Exercise input:

+ + + + + + +

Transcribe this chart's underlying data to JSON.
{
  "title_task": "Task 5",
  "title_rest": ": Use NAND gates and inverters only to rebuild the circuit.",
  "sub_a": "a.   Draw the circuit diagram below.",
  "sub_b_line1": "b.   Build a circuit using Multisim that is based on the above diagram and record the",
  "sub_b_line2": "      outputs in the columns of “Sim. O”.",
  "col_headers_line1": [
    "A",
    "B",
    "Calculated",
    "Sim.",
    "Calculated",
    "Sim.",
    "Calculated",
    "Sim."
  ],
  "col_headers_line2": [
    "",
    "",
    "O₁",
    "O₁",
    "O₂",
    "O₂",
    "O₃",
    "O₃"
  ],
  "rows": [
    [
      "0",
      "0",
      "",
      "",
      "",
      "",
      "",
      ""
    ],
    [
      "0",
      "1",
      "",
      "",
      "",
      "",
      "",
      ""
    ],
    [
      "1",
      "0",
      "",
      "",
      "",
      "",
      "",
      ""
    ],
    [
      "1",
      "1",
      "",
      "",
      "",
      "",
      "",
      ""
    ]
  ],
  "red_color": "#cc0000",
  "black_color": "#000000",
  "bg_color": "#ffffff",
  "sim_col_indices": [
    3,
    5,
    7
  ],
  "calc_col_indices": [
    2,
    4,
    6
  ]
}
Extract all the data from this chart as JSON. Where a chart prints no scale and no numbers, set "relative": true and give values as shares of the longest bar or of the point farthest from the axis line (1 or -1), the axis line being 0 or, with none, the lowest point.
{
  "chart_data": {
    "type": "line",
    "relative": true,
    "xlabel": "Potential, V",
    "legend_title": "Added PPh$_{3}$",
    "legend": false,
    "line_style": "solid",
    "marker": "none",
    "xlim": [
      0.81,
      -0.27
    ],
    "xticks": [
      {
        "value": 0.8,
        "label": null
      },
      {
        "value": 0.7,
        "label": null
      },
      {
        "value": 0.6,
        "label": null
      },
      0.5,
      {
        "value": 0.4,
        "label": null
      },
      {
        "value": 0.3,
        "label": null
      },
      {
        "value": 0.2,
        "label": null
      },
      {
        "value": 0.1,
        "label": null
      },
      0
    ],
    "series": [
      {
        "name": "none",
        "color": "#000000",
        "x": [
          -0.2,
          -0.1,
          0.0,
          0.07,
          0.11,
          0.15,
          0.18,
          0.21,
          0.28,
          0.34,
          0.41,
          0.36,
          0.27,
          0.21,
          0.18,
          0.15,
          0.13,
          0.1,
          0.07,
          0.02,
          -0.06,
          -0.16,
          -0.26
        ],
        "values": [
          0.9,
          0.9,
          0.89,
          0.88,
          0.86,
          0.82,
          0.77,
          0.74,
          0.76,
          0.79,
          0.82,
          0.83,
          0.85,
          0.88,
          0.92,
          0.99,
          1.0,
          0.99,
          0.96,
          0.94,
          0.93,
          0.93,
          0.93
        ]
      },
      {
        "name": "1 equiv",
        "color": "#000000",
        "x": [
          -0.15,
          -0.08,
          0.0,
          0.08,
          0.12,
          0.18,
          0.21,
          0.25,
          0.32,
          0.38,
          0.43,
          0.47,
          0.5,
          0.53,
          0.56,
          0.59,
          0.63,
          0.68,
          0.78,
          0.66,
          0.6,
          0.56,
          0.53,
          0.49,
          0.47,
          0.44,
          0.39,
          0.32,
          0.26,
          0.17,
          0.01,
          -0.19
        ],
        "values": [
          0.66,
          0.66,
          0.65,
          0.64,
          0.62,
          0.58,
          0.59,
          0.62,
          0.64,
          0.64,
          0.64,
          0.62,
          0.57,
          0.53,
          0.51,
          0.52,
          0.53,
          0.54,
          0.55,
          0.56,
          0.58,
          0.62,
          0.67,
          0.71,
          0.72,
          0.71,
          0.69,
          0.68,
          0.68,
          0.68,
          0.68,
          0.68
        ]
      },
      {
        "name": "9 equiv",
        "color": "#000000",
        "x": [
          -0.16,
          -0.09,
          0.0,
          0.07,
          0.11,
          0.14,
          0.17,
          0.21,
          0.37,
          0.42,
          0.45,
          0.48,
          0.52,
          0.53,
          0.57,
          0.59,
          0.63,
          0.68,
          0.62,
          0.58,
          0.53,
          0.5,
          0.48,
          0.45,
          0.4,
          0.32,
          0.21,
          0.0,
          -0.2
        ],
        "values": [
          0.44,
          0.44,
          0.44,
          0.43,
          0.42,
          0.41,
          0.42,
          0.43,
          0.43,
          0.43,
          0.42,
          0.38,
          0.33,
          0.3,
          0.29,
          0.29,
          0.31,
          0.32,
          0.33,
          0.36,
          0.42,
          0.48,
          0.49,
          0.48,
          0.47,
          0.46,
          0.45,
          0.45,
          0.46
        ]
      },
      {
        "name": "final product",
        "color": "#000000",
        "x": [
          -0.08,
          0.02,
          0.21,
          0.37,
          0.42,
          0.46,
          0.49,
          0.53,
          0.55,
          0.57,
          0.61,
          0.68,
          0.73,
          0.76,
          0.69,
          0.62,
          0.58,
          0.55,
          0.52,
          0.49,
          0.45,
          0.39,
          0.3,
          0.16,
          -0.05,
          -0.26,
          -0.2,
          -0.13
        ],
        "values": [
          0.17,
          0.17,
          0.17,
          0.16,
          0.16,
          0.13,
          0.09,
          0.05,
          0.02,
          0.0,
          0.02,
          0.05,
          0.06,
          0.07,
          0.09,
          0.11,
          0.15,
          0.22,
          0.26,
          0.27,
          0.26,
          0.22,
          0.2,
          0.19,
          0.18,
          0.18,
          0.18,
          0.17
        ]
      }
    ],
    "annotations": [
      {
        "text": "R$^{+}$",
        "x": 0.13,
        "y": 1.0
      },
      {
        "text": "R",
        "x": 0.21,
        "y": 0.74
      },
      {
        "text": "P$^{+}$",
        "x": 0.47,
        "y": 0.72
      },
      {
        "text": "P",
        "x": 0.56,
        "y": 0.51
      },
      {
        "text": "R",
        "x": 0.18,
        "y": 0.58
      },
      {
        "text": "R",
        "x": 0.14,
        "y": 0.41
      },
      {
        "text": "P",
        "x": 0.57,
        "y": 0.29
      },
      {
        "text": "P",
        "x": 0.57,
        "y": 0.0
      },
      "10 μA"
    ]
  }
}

+ + + + + + +

What is expected: Looking at the entries above, say how many lines contain the word "true". Only the number is wanted.

Exercise result: 2